Messrs. Hamilton Ward, Attorney General of New York, and Henry S. Manley, Assistant Attorney General, by special leave of Court, filed a brief on behalf of the State of New York as amicus curiae.
The respondent, Charles W. Bunn, in the years 1919 and 1920, purchased for cash, as investments, bonds issued by various counties and cities in the State of Minnesota. In January, 1924, he sold these bonds, realizing a net profit of $736.26. Upon this net profit, less a net loss of $41.20 suffered by him on similar bonds held less than two years, the Commissioner of Internal Revenue determined an additional income tax in the amount of $85.44. The plaintiff paid this amount to the Collector, under protest, and claimed a refund upon the ground that the tax was illegal because assessed upon income from municipal bonds. The claim was rejected and this suit was brought against the Collector to recover the money paid.
The complaint, alleging these facts, charged that the Revenue Act of 1924, if thus applied, was unconstitutional and void in that the tax was laid upon the instrumentalities of States. Demurrer to the complaint was overruled by the District Court, and, the defendant having declined to plead further, judgment was entered for the plaintiff. The judgment was affirmed by the Circuit Court of Appeals, and this Court granted a writ of certiorari.
The Revenue Act of 1924 (c. 234, sec. 213, 43 Stat. 253, 267, 268, U.S.C. Tit. 26, sec. 954) clearly authorized the tax. The Act included in the term "gross income" the gains and profits derived from "sales, or dealings in property, whether real or personal." See Irwin v. Gavit, 268 U.S. 161, 166. The Act gave an express exemption to "interest upon the obligations of a State, Territory or any political subdivision thereof," but this exemption was not extended to profits realized on the sale of such obligations, and the statement of the Government is not challenged that it has been the uniform practice of the Treasury Department in administering the federal income tax acts to include in taxable income the gain derived from the sale of state and municipal bonds.
The authority of the Congress to lay a tax on the profit realized by an investor from the sale or conversion of capital assets in general is not open to dispute and is not disputed. That is a matter of governmental policy and not of constitutional power. The question raised here is not because the securities sold were capital assets but because they were governmental in character.

----

**DIRECTIVES:**
• 1. Extract from the bond tax opinion the passage that begins at the words "The complaint, alleging" and ends after the words "writ of certiorari.".
• 2. Extend the bond tax opinion with new text that picks up right after its final sentence.
Nothing in the lines has any bearing on this work.

----

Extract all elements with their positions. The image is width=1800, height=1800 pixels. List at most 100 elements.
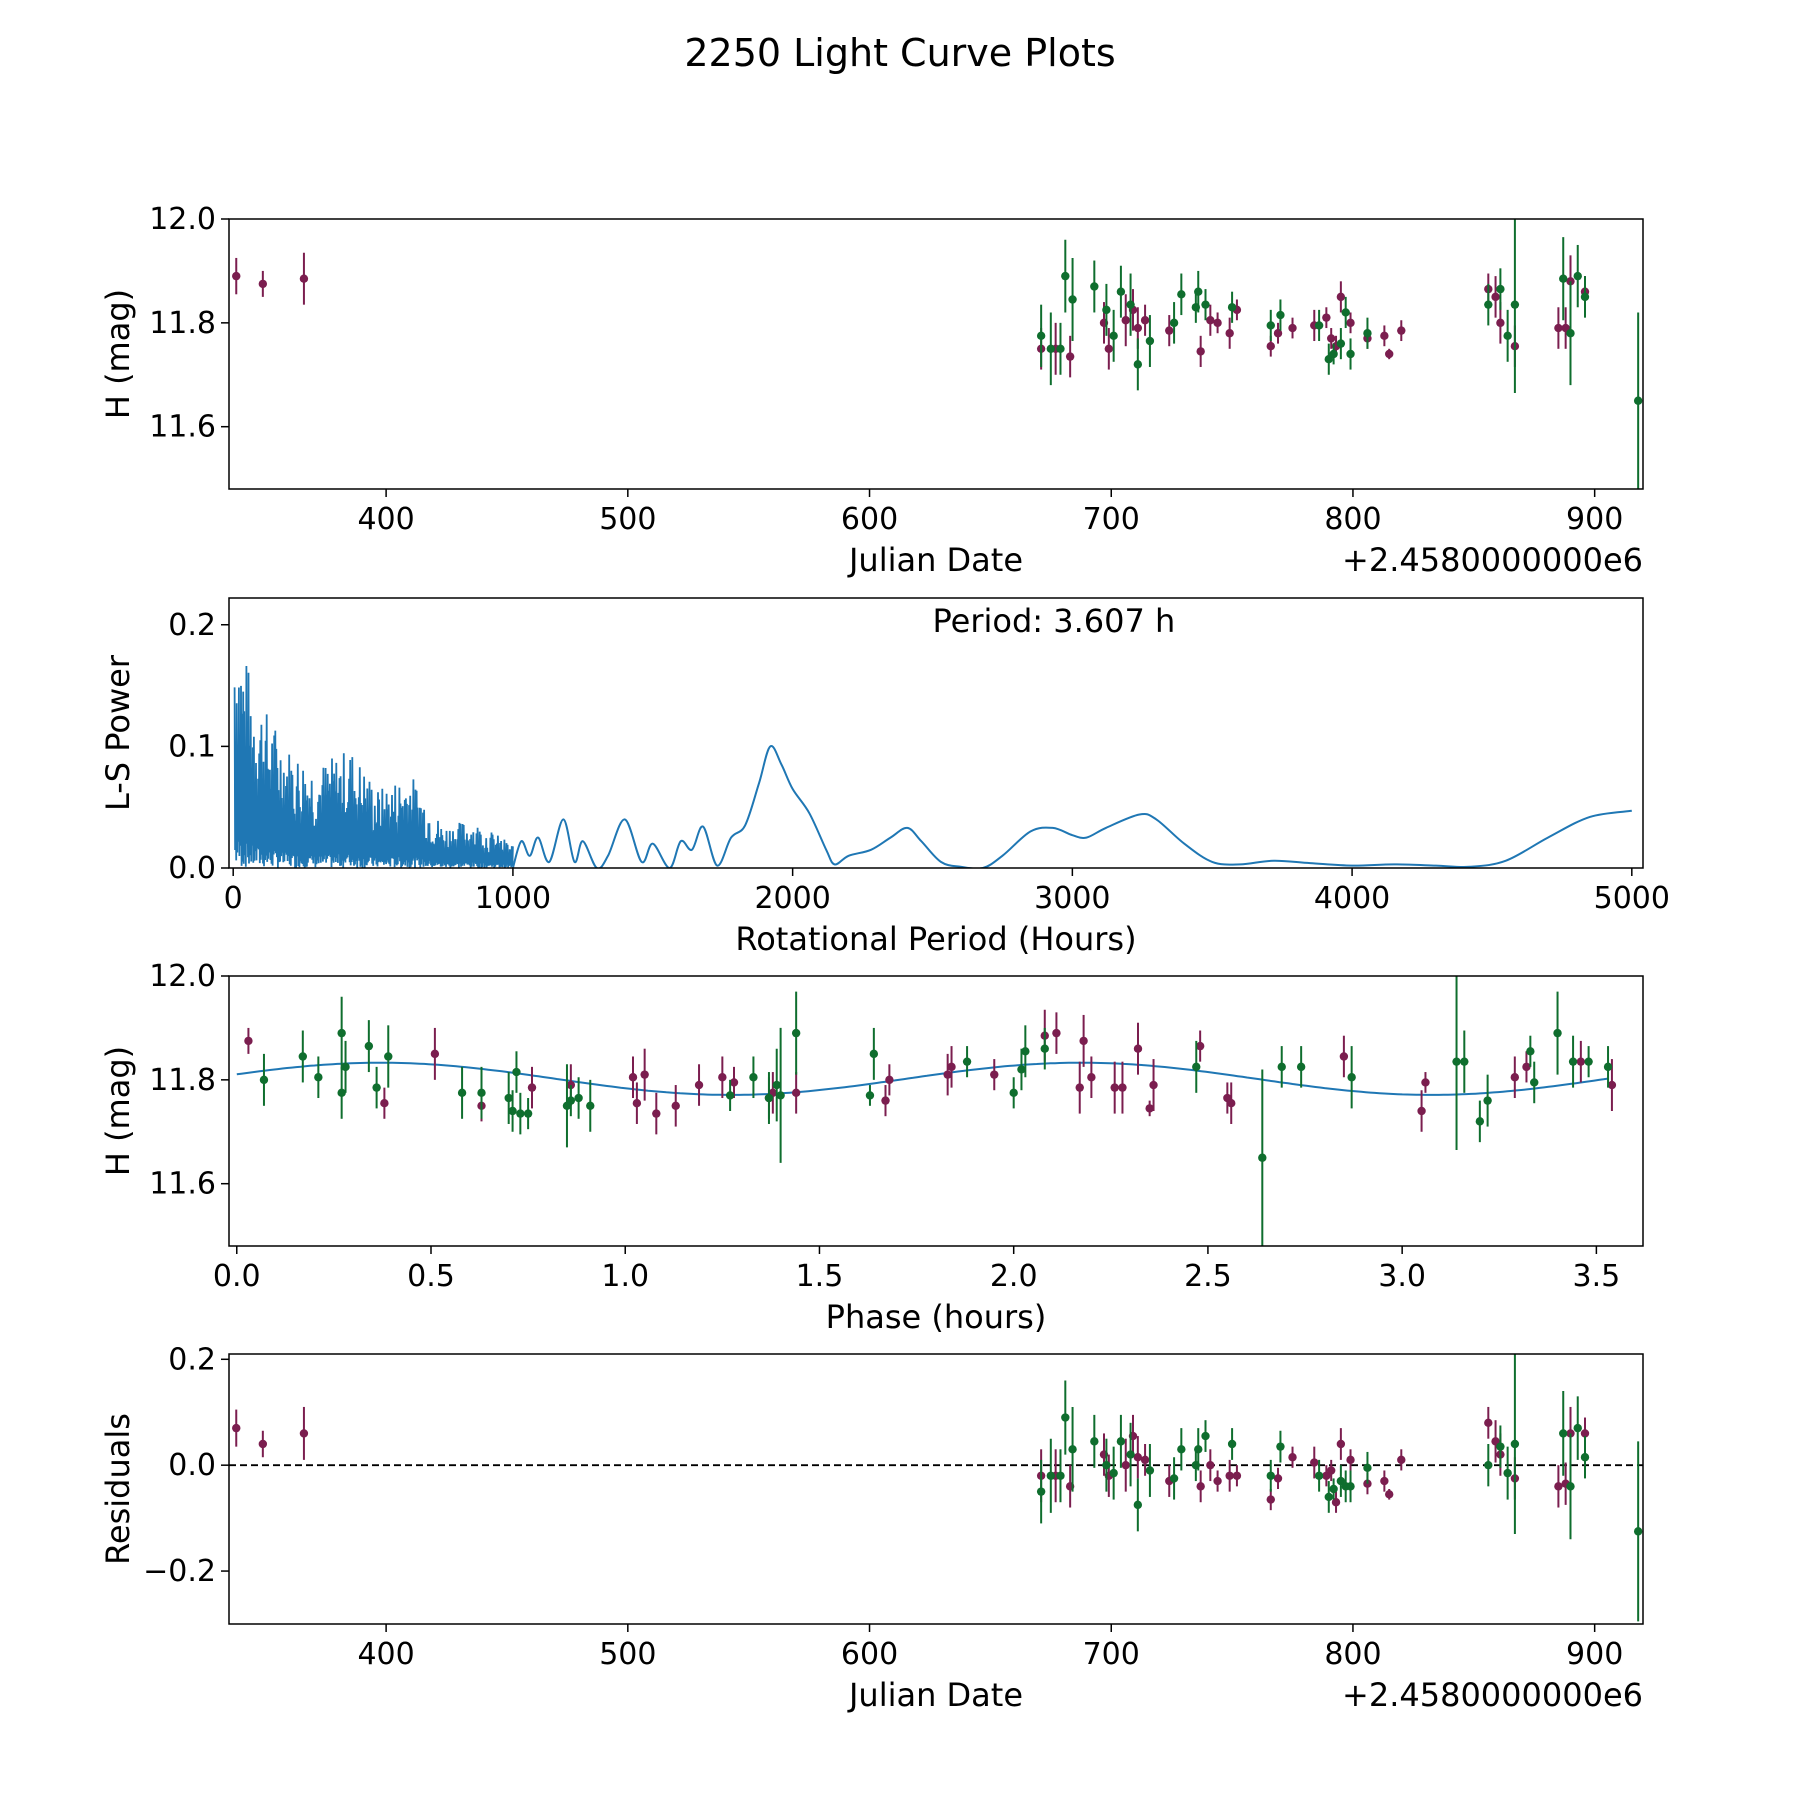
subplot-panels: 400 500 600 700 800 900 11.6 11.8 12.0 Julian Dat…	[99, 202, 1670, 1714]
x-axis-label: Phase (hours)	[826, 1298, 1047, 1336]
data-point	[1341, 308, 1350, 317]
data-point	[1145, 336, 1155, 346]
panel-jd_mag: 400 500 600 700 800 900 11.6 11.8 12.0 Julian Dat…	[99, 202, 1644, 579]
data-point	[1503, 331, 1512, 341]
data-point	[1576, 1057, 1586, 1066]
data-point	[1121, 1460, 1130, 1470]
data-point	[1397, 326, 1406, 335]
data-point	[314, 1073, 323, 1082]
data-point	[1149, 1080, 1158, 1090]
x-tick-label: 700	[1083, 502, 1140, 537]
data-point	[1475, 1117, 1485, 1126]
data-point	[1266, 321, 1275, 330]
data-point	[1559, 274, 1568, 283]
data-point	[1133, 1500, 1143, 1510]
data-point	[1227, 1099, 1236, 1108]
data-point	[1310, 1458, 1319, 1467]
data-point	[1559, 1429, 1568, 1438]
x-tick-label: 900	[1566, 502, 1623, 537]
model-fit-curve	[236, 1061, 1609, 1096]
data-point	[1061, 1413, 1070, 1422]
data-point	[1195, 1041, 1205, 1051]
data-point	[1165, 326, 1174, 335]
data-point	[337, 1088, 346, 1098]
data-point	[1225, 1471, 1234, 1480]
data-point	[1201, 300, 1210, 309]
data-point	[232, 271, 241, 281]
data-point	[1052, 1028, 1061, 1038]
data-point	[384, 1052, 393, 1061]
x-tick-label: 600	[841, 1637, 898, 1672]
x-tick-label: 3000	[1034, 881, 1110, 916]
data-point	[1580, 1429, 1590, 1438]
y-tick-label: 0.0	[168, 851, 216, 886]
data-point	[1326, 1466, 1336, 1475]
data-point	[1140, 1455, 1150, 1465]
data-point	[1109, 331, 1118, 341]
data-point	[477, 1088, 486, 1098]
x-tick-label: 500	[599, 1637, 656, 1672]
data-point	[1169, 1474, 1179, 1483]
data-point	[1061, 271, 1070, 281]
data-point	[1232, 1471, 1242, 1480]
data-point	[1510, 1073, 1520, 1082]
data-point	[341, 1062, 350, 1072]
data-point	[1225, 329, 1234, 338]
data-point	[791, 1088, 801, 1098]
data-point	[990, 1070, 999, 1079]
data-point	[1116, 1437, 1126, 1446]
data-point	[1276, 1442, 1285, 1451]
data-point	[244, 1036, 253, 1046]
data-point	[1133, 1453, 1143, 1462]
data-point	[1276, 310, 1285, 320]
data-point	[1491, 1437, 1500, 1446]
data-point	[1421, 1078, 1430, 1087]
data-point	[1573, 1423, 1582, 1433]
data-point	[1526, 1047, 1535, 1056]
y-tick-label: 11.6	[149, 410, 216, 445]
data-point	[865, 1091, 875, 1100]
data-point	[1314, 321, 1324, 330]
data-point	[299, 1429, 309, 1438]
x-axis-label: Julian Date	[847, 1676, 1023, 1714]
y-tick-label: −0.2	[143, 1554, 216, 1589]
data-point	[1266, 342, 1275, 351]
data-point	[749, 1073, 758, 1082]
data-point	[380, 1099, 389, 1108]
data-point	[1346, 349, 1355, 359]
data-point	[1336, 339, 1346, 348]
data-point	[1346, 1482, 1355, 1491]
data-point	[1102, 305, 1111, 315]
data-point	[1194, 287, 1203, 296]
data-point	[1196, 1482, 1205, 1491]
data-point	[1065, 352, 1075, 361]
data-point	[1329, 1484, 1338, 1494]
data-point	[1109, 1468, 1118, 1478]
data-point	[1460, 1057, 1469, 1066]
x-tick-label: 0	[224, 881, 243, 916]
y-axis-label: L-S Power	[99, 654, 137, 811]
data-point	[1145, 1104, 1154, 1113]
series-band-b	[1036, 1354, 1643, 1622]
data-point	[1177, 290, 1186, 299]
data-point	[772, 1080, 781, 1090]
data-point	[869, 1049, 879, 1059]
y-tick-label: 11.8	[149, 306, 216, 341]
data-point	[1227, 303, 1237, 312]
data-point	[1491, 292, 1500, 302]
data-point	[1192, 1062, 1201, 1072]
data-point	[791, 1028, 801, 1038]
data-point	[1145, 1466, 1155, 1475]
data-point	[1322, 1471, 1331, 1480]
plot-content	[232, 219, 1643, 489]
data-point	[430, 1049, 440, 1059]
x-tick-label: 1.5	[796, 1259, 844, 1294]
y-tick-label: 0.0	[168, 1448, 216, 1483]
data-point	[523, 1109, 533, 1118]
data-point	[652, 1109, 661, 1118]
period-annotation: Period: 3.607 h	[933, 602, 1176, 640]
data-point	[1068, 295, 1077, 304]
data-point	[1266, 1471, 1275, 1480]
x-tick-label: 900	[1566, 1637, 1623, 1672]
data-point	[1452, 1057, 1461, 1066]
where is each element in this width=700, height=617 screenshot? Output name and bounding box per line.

----

**RESPONSES PER TASK:**
• 1.
The complaint, alleging these facts, charged that the Revenue Act of 1924, if thus applied, was unconstitutional and void in that the tax was laid upon the instrumentalities of States. Demurrer to the complaint was overruled by the District Court, and, the defendant having declined to plead further, judgment was entered for the plaintiff. The judgment was affirmed by the Circuit Court of Appeals, and this Court granted a writ of certiorari.

• 2.
The question is further limited by the fact that it does not appear that the securities were issued at a discount, so that the gain derived could be considered to be in lieu of interest. Whatever questions might arise in cases of that sort are not now before the court. The present case is simply one of profit obtained from purchase and sale, without qualification by any special circumstances.
It appears that the Treasury Department has ruled that where a municipality originally issues a bond at a discount and redeems it at par, the return represented by the discount is interest in another form and is not taxable. See O.D. 647, Cumulative Bulletin No. 3, July-December, 1920, p. 123; O.D. 737, id. p. 49; O.D. 762, Cumulative Bulletin No. 4, January-June, 1921, p. 31.
The well-established principle is invoked that a tax upon the instrumentalities of the States is forbidden by the Federal Constitution, the exemption resting upon necessary implication in order effectively to maintain our dual system of government. The familiar aphorism is "that as the means and instrumentalities employed by the General Government to carry into operation the powers granted to it are exempt from taxation by the States, so are those of the States exempt from taxation by the General Government." Ambrosini v. United States, 187 U.S. 1, 7. And a tax upon the obligations of a State or of its political subdivisions falls within the constitutional prohibition as a tax upon the exercise of the borrowing power of the State. Pollock v. Farmers' Loan Trust Company, 157 U.S. 429, 584-586; id., 158 U.S. 601, 618; National Life Insurance Company v. United States, 277 U.S. 508, 521.
Collector v. Day, 11 Wall. 113, 127; United States v. Railroad Company, 17 Wall. 322, 327; Mercantile Bank v. New York, 121 U.S. 138, 162; Pollock v. Farmers' Loan Trust Company, 157 U.S. 429, 584-586; id., 158 U.S. 601, 618; Ambrosini v. United States, 187 U.S. 1, 17; Metcalf Eddy v. Mitchell, 269 U.S. 514, 523; National Life Insurance Company v. United States, 277 U.S. 508, 521.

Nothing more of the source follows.